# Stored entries

* * * *

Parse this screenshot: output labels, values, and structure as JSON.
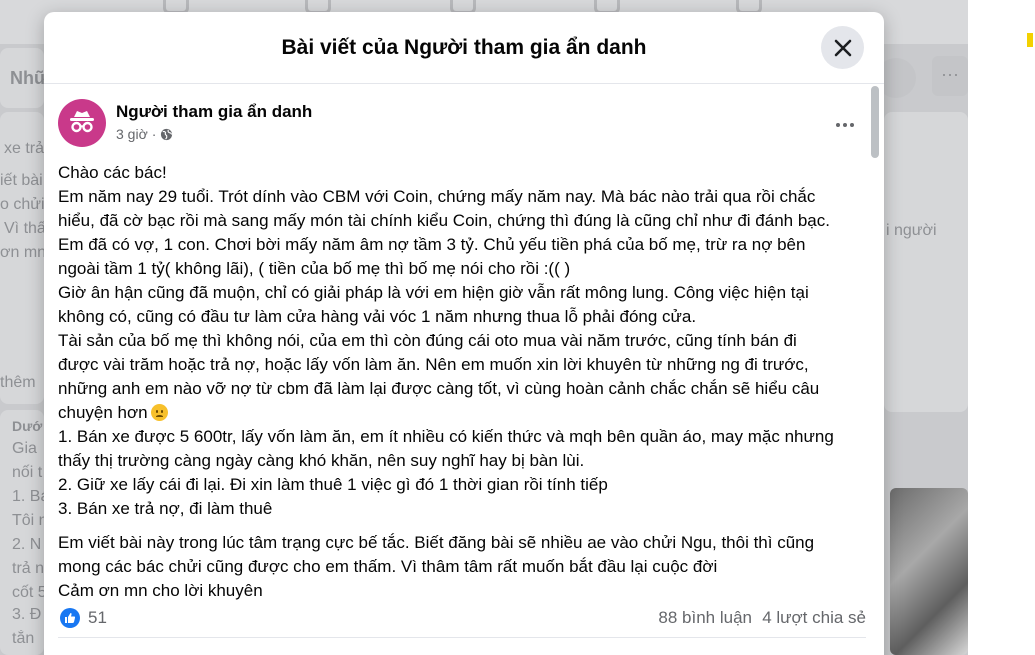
{
  "background": {
    "left_texts": [
      "Nhữ",
      "xe trả",
      "iết bài",
      "o chửi",
      "Vì thấ",
      "ơn mn",
      "thêm",
      "Dướ",
      "Gia",
      "nối t",
      "1. Bá",
      "Tôi n",
      "2. N",
      "trả n",
      "cốt 5",
      "3. Đ",
      "tắn"
    ],
    "right_text": "i người"
  },
  "modal": {
    "title": "Bài viết của Người tham gia ẩn danh",
    "close_icon": "close-icon"
  },
  "post": {
    "author": "Người tham gia ẩn danh",
    "time": "3 giờ",
    "separator": "·",
    "privacy_icon": "globe-icon",
    "avatar_icon": "anonymous-icon",
    "paragraphs": [
      [
        "Chào các bác!",
        "Em năm nay 29 tuổi. Trót dính vào CBM với Coin, chứng mấy năm nay. Mà bác nào trải qua rồi chắc",
        "hiểu, đã cờ bạc rồi mà sang mấy món tài chính kiểu Coin, chứng thì đúng là cũng chỉ như đi đánh bạc.",
        "Em đã có vợ, 1 con. Chơi bời mấy năm âm nợ tầm 3 tỷ. Chủ yếu tiền phá của bố mẹ, trừ ra nợ bên",
        "ngoài tầm 1 tỷ( không lãi),  ( tiền của bố mẹ thì bố mẹ nói cho rồi :(( )",
        "Giờ ân hận cũng đã muộn, chỉ có giải pháp là với em hiện giờ vẫn rất mông lung. Công việc hiện tại",
        "không có, cũng có đầu tư làm cửa hàng vải vóc 1 năm nhưng thua lỗ phải đóng cửa.",
        "Tài sản của bố mẹ thì không nói, của em thì còn đúng cái oto mua vài năm trước, cũng tính bán đi",
        "được vài trăm hoặc trả nợ, hoặc lấy vốn làm ăn. Nên em muốn xin lời khuyên từ những ng đi trước,",
        "những anh em nào vỡ nợ từ cbm đã làm lại được càng tốt, vì cùng hoàn cảnh chắc chắn sẽ hiểu câu",
        "chuyện hơn",
        "1. Bán xe được 5 600tr, lấy vốn làm ăn, em ít nhiều có kiến thức và mqh bên quần áo, may mặc nhưng",
        "thấy thị trường càng ngày càng khó khăn, nên suy nghĩ hay bị bàn lùi.",
        "2. Giữ xe lấy cái đi lại. Đi xin làm thuê 1 việc gì đó 1 thời gian rồi tính tiếp",
        "3. Bán xe trả nợ, đi làm thuê"
      ],
      [
        "Em viết bài này trong lúc tâm trạng cực bế tắc. Biết đăng bài sẽ nhiều ae vào chửi Ngu, thôi thì cũng",
        "mong các bác chửi cũng được cho em thấm. Vì thâm tâm rất muốn bắt đầu lại cuộc đời",
        "Cảm ơn mn cho lời khuyên"
      ]
    ],
    "emoji_icon": "sad-face-icon",
    "reactions": {
      "icon": "like-icon",
      "count": "51"
    },
    "comments": "88 bình luận",
    "shares": "4 lượt chia sẻ"
  },
  "colors": {
    "accent": "#1877f2",
    "avatar": "#c9398a",
    "secondary_text": "#65676b"
  }
}
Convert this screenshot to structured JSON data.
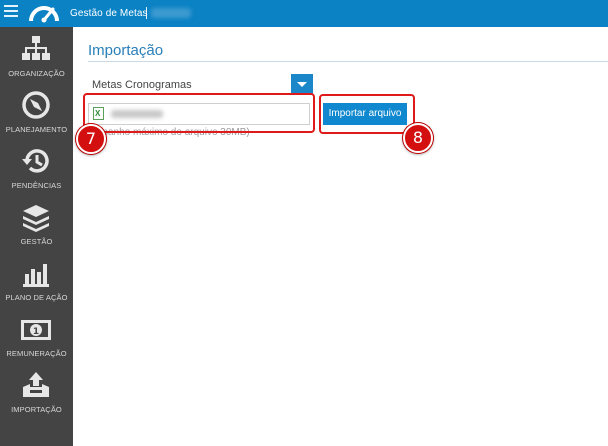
{
  "header": {
    "title": "Gestão de Metas",
    "separator": "|",
    "menu_icon": "hamburger-icon",
    "logo_icon": "gauge-logo-icon",
    "background": "#0a82c4"
  },
  "sidebar": {
    "background": "#444444",
    "items": [
      {
        "label": "ORGANIZAÇÃO",
        "icon": "org-chart-icon"
      },
      {
        "label": "PLANEJAMENTO",
        "icon": "compass-icon"
      },
      {
        "label": "PENDÊNCIAS",
        "icon": "history-icon"
      },
      {
        "label": "GESTÃO",
        "icon": "layers-icon"
      },
      {
        "label": "PLANO DE AÇÃO",
        "icon": "bar-chart-icon"
      },
      {
        "label": "REMUNERAÇÃO",
        "icon": "banknote-icon"
      },
      {
        "label": "IMPORTAÇÃO",
        "icon": "upload-tray-icon"
      }
    ]
  },
  "main": {
    "title": "Importação",
    "type_select": {
      "value": "Metas Cronogramas"
    },
    "file_input": {
      "file_icon": "excel-file-icon",
      "file_type_letter": "X"
    },
    "size_note": "(tamanho máximo do arquivo 30MB)",
    "import_button": "Importar arquivo"
  },
  "annotations": {
    "badge_7": "7",
    "badge_8": "8",
    "highlight_color": "#e01a1a"
  }
}
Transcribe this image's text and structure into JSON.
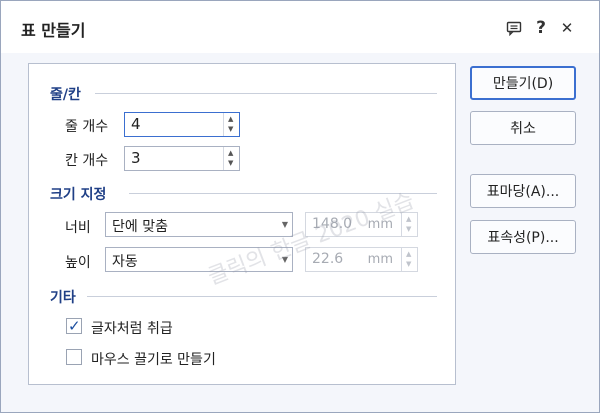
{
  "window": {
    "title": "표 만들기",
    "controls": {
      "help_label": "?",
      "close_label": "✕"
    }
  },
  "rows_cols": {
    "heading": "줄/칸",
    "rows_label": "줄 개수",
    "rows_value": "4",
    "cols_label": "칸 개수",
    "cols_value": "3"
  },
  "size": {
    "heading": "크기 지정",
    "width_label": "너비",
    "width_mode": "단에 맞춤",
    "width_value": "148.0",
    "width_unit": "mm",
    "height_label": "높이",
    "height_mode": "자동",
    "height_value": "22.6",
    "height_unit": "mm"
  },
  "other": {
    "heading": "기타",
    "treat_as_char_label": "글자처럼 취급",
    "treat_as_char_checked": true,
    "drag_create_label": "마우스 끌기로 만들기",
    "drag_create_checked": false
  },
  "buttons": {
    "create": "만들기(D)",
    "cancel": "취소",
    "table_style": "표마당(A)...",
    "table_props": "표속성(P)..."
  },
  "watermark_text": "클릭의 한글 2020 실습"
}
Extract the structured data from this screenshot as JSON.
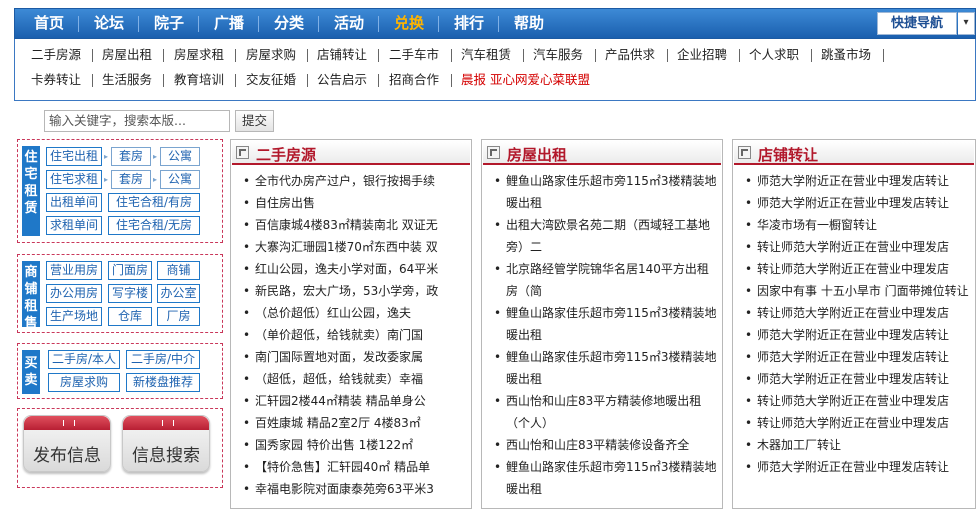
{
  "topnav": {
    "items": [
      "首页",
      "论坛",
      "院子",
      "广播",
      "分类",
      "活动",
      "兑换",
      "排行",
      "帮助"
    ],
    "active_index": 6,
    "quick_nav": "快捷导航",
    "dropdown_glyph": "▾"
  },
  "subnav": {
    "row1": [
      "二手房源",
      "房屋出租",
      "房屋求租",
      "房屋求购",
      "店铺转让",
      "二手车市",
      "汽车租赁",
      "汽车服务",
      "产品供求",
      "企业招聘",
      "个人求职",
      "跳蚤市场"
    ],
    "row2": [
      "卡券转让",
      "生活服务",
      "教育培训",
      "交友征婚",
      "公告启示",
      "招商合作",
      "晨报 亚心网爱心菜联盟"
    ]
  },
  "search": {
    "placeholder": "输入关键字，搜索本版...",
    "button": "提交"
  },
  "categories": {
    "housing": {
      "side": "住宅租赁",
      "buttons": [
        "住宅出租",
        "套房",
        "公寓",
        "住宅求租",
        "套房",
        "公寓",
        "出租单间",
        "住宅合租/有房",
        "求租单间",
        "住宅合租/无房"
      ]
    },
    "commercial": {
      "side": "商铺租售",
      "buttons": [
        "营业用房",
        "门面房",
        "商铺",
        "办公用房",
        "写字楼",
        "办公室",
        "生产场地",
        "仓库",
        "厂房"
      ]
    },
    "trade": {
      "side": "买卖",
      "buttons": [
        "二手房/本人",
        "二手房/中介",
        "房屋求购",
        "新楼盘推荐"
      ]
    },
    "publish_label": "发布信息",
    "search_label": "信息搜索"
  },
  "panels": [
    {
      "title": "二手房源",
      "items": [
        "全市代办房产过户，银行按揭手续",
        "自住房出售",
        "百信康城4楼83㎡精装南北 双证无",
        "大寨沟汇珊园1楼70㎡东西中装 双",
        "红山公园，逸夫小学对面，64平米",
        "新民路，宏大广场，53小学旁，政",
        "（总价超低）红山公园，逸夫",
        "（单价超低，给钱就卖）南门国",
        "南门国际置地对面，发改委家属",
        "（超低，超低，给钱就卖）幸福",
        "汇轩园2楼44㎡精装 精品单身公",
        "百姓康城 精品2室2厅 4楼83㎡",
        "国秀家园 特价出售 1楼122㎡",
        "【特价急售】汇轩园40㎡ 精品单",
        "幸福电影院对面康泰苑旁63平米3"
      ]
    },
    {
      "title": "房屋出租",
      "items": [
        "鲤鱼山路家佳乐超市旁115㎡3楼精装地暖出租",
        "出租大湾欧景名苑二期（西域轻工基地旁）二",
        "北京路经管学院锦华名居140平方出租房（简",
        "鲤鱼山路家佳乐超市旁115㎡3楼精装地暖出租",
        "鲤鱼山路家佳乐超市旁115㎡3楼精装地暖出租",
        "西山怡和山庄83平方精装修地暖出租（个人）",
        "西山怡和山庄83平精装修设备齐全",
        "鲤鱼山路家佳乐超市旁115㎡3楼精装地暖出租"
      ]
    },
    {
      "title": "店铺转让",
      "items": [
        "师范大学附近正在营业中理发店转让",
        "师范大学附近正在营业中理发店转让",
        "华凌市场有一橱窗转让",
        "转让师范大学附近正在营业中理发店",
        "转让师范大学附近正在营业中理发店",
        "因家中有事 十五小旱市 门面带摊位转让",
        "转让师范大学附近正在营业中理发店",
        "师范大学附近正在营业中理发店转让",
        "师范大学附近正在营业中理发店转让",
        "师范大学附近正在营业中理发店转让",
        "转让师范大学附近正在营业中理发店",
        "转让师范大学附近正在营业中理发店",
        "木器加工厂转让",
        "师范大学附近正在营业中理发店转让"
      ]
    }
  ],
  "colors": {
    "nav_blue": "#1a5fae",
    "accent_red": "#b2182b",
    "active_orange": "#ffb400",
    "link_blue": "#1f63b0"
  }
}
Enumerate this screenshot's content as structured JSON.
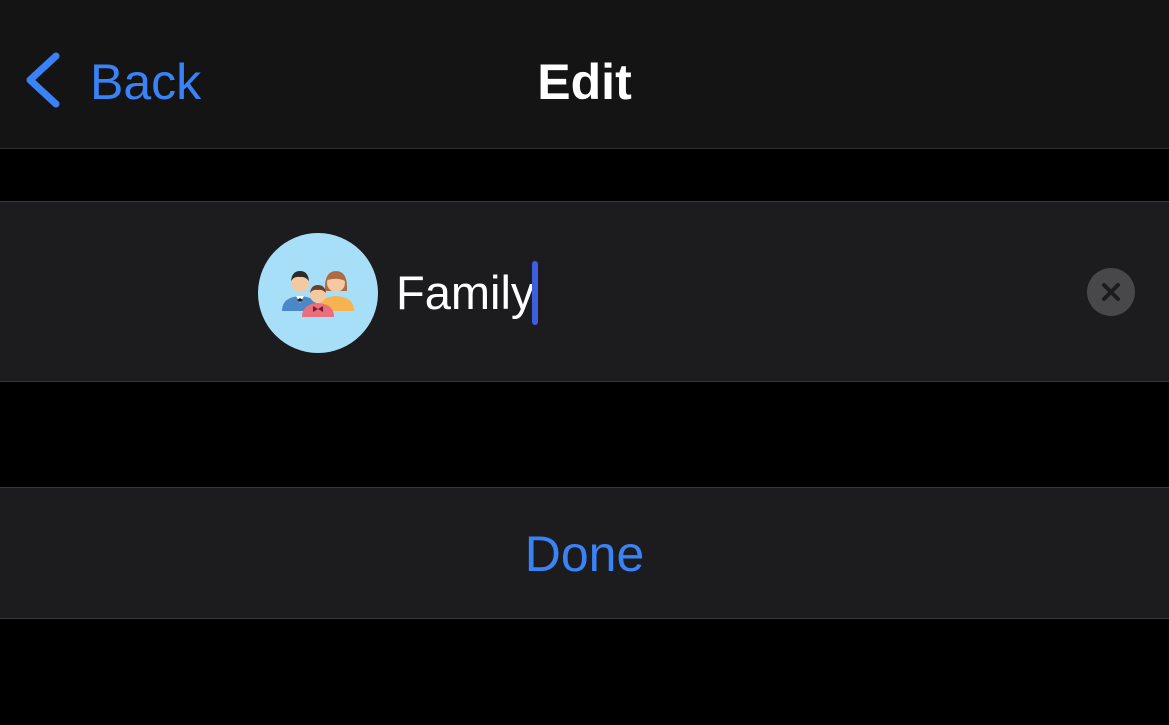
{
  "colors": {
    "accent": "#3a82f7",
    "text": "#ffffff",
    "caret": "#3d5ee0"
  },
  "navbar": {
    "back_label": "Back",
    "back_icon": "chevron-left-icon",
    "title": "Edit"
  },
  "group": {
    "name_value": "Family",
    "avatar_icon": "family-icon",
    "clear_icon": "close-icon"
  },
  "actions": {
    "done_label": "Done"
  }
}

* * * *

# Stated exercise
In the listing above, locate each line with "chửi" and copy it.

# Full answer
      "o chửi",
        "Em viết bài này trong lúc tâm trạng cực bế tắc. Biết đăng bài sẽ nhiều ae vào chửi Ngu, thôi thì cũng",
        "mong các bác chửi cũng được cho em thấm. Vì thâm tâm rất muốn bắt đầu lại cuộc đời",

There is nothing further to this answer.